-- PROBLEM TO WORK ON --
Find the lines that hold "smiley". Report only how many there are.
☆ ☆ ☆ ☆
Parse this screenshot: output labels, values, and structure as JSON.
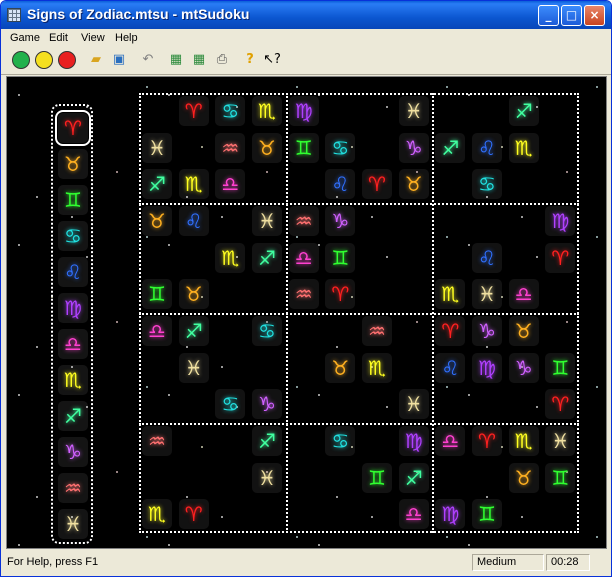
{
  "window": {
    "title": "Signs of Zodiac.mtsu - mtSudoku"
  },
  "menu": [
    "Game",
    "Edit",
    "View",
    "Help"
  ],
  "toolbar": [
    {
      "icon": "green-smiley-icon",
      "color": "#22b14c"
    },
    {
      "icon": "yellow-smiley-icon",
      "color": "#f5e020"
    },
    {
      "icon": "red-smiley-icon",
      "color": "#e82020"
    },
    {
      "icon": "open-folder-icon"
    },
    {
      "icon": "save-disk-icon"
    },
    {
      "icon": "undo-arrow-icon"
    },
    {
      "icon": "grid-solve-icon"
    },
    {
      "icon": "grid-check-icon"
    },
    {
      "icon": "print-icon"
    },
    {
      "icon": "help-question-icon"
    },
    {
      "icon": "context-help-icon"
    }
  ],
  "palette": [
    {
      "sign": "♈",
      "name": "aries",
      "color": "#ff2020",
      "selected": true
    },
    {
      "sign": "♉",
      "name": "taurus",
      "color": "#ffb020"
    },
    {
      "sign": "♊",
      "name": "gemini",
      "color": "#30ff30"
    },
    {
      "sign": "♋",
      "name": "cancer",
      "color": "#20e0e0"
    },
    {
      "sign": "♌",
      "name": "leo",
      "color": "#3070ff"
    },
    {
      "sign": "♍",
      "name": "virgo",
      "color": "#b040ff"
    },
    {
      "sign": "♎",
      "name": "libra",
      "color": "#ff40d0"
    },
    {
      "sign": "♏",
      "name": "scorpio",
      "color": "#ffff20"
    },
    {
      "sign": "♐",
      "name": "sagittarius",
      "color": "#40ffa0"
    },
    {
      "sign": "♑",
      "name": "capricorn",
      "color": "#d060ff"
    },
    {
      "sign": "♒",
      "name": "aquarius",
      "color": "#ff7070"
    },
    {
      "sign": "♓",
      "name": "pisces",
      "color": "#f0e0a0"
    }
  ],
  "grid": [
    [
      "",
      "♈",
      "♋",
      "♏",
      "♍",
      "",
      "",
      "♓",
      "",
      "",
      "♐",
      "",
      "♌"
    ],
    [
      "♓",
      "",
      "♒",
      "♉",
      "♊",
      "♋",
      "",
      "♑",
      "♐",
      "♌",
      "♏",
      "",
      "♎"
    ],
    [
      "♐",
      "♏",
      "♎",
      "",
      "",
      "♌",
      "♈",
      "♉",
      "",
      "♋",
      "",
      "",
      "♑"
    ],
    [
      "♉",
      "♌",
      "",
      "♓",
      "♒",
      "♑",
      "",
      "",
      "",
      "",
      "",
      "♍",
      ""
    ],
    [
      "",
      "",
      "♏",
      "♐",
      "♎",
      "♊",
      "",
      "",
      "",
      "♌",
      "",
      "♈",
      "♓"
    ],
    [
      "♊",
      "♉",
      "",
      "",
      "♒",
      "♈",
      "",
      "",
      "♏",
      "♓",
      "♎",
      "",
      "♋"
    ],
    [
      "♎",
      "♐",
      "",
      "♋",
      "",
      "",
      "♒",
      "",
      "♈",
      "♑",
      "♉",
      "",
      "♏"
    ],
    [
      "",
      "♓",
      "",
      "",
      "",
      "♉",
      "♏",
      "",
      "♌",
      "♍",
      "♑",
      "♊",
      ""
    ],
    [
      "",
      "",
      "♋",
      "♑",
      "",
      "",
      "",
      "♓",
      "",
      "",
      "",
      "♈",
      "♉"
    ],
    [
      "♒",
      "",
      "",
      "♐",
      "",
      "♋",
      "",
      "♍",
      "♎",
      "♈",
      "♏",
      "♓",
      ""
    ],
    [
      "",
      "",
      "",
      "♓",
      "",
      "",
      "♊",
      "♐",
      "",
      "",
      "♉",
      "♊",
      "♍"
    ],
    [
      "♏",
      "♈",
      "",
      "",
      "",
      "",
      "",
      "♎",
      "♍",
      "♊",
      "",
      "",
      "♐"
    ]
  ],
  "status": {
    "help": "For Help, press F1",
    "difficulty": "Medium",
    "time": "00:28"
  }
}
☆ ☆ ☆ ☆
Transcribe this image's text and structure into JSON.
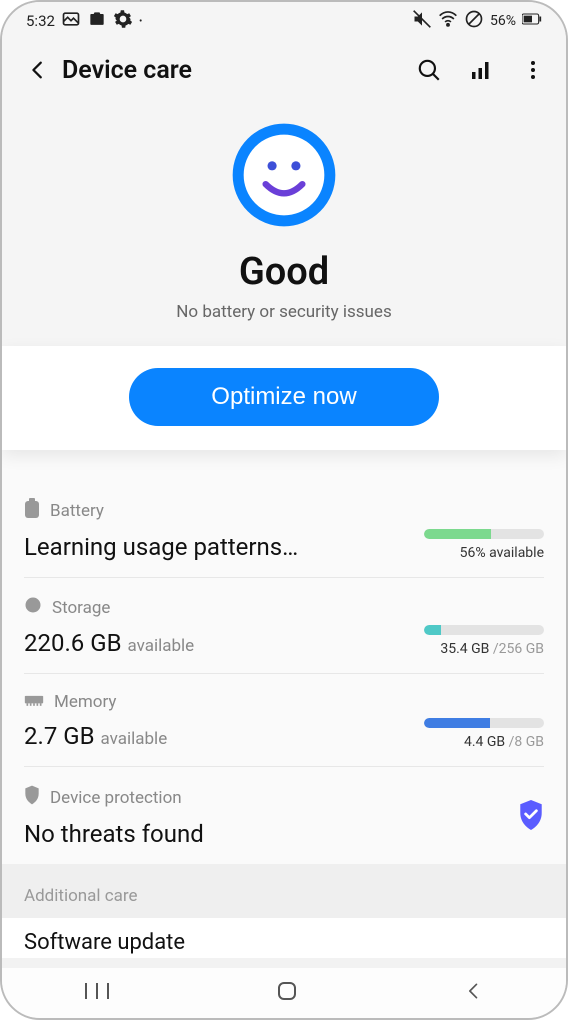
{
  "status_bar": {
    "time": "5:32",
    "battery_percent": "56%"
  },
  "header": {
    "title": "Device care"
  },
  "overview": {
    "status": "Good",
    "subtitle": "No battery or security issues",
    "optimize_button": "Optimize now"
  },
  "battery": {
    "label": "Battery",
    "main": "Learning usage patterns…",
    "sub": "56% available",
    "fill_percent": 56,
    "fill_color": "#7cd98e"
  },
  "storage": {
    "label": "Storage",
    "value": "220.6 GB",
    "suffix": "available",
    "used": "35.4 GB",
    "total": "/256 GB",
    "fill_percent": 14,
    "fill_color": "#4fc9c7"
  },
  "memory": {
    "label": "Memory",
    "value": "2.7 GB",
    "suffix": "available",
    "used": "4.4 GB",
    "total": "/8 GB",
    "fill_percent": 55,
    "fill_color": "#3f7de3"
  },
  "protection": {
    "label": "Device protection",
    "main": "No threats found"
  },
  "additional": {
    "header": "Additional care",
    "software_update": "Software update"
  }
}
☆ ☆ ☆ ☆
-- EXERCISE SOLUTION --
3